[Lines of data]
** begin **

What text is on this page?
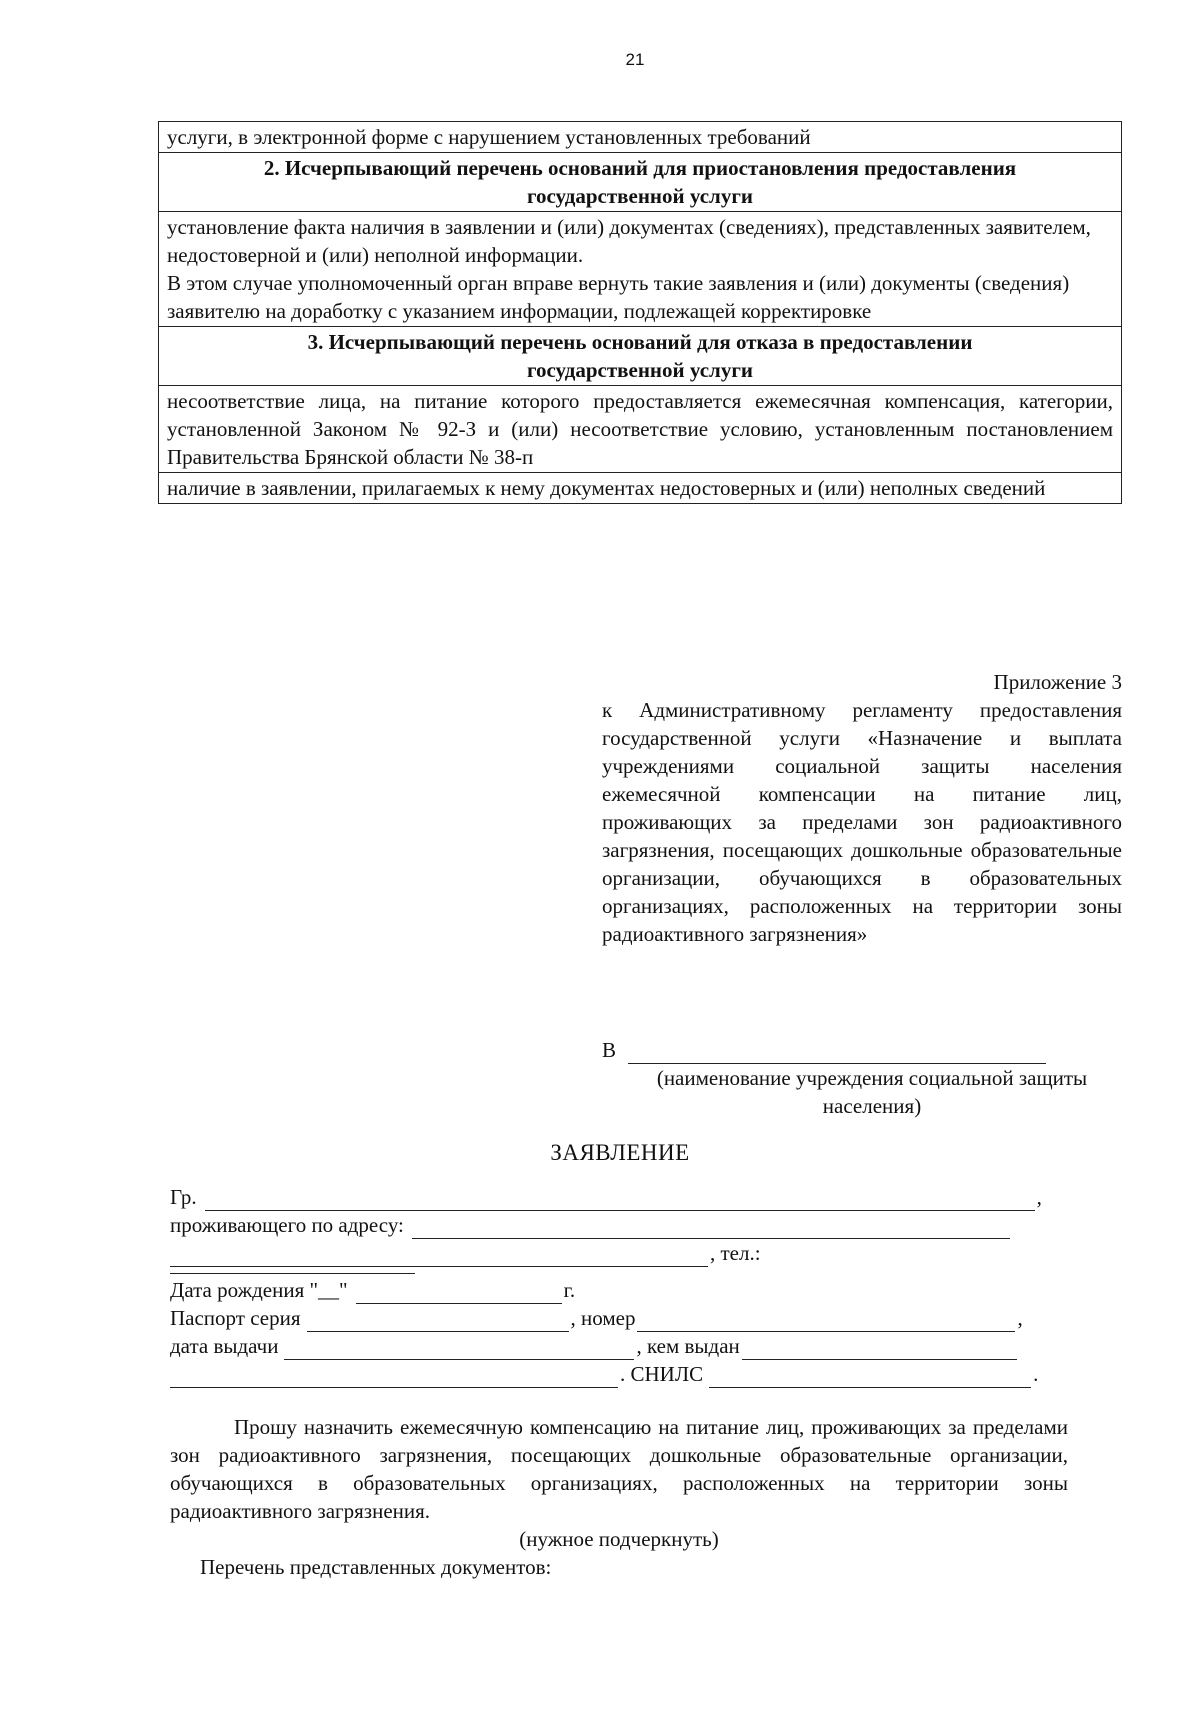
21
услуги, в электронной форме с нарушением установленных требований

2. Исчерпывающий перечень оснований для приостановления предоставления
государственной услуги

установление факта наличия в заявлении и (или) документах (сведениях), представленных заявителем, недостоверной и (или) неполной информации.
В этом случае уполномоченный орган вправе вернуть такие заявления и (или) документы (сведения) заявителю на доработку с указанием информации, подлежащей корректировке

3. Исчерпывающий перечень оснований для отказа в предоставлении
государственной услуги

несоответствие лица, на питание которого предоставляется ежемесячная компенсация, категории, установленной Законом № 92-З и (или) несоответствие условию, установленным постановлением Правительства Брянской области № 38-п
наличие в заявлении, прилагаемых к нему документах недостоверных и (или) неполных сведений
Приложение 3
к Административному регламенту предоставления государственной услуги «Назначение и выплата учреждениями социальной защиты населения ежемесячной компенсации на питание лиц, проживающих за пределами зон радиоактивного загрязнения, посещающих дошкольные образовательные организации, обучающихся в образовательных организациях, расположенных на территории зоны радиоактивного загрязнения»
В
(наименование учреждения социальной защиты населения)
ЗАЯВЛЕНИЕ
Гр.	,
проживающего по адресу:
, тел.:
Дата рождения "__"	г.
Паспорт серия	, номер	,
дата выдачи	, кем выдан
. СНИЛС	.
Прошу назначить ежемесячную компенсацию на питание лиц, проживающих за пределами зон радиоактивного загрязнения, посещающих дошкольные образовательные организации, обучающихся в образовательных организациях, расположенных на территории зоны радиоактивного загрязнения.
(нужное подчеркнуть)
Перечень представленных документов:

** end **

What needs to be done »
Any pictures should be dropped; transcribe the rest of the records above exactly.

Solution below »
What text is on this page?
21
услуги, в электронной форме с нарушением установленных требований

2. Исчерпывающий перечень оснований для приостановления предоставления
государственной услуги

установление факта наличия в заявлении и (или) документах (сведениях), представленных заявителем, недостоверной и (или) неполной информации.
В этом случае уполномоченный орган вправе вернуть такие заявления и (или) документы (сведения) заявителю на доработку с указанием информации, подлежащей корректировке

3. Исчерпывающий перечень оснований для отказа в предоставлении
государственной услуги

несоответствие лица, на питание которого предоставляется ежемесячная компенсация, категории, установленной Законом № 92-З и (или) несоответствие условию, установленным постановлением Правительства Брянской области № 38-п
наличие в заявлении, прилагаемых к нему документах недостоверных и (или) неполных сведений
Приложение 3
к Административному регламенту предоставления государственной услуги «Назначение и выплата учреждениями социальной защиты населения ежемесячной компенсации на питание лиц, проживающих за пределами зон радиоактивного загрязнения, посещающих дошкольные образовательные организации, обучающихся в образовательных организациях, расположенных на территории зоны радиоактивного загрязнения»
В
(наименование учреждения социальной защиты населения)
ЗАЯВЛЕНИЕ
Гр.	,
проживающего по адресу:
, тел.:
Дата рождения "__"	г.
Паспорт серия	, номер	,
дата выдачи	, кем выдан
. СНИЛС	.
Прошу назначить ежемесячную компенсацию на питание лиц, проживающих за пределами зон радиоактивного загрязнения, посещающих дошкольные образовательные организации, обучающихся в образовательных организациях, расположенных на территории зоны радиоактивного загрязнения.
(нужное подчеркнуть)
Перечень представленных документов:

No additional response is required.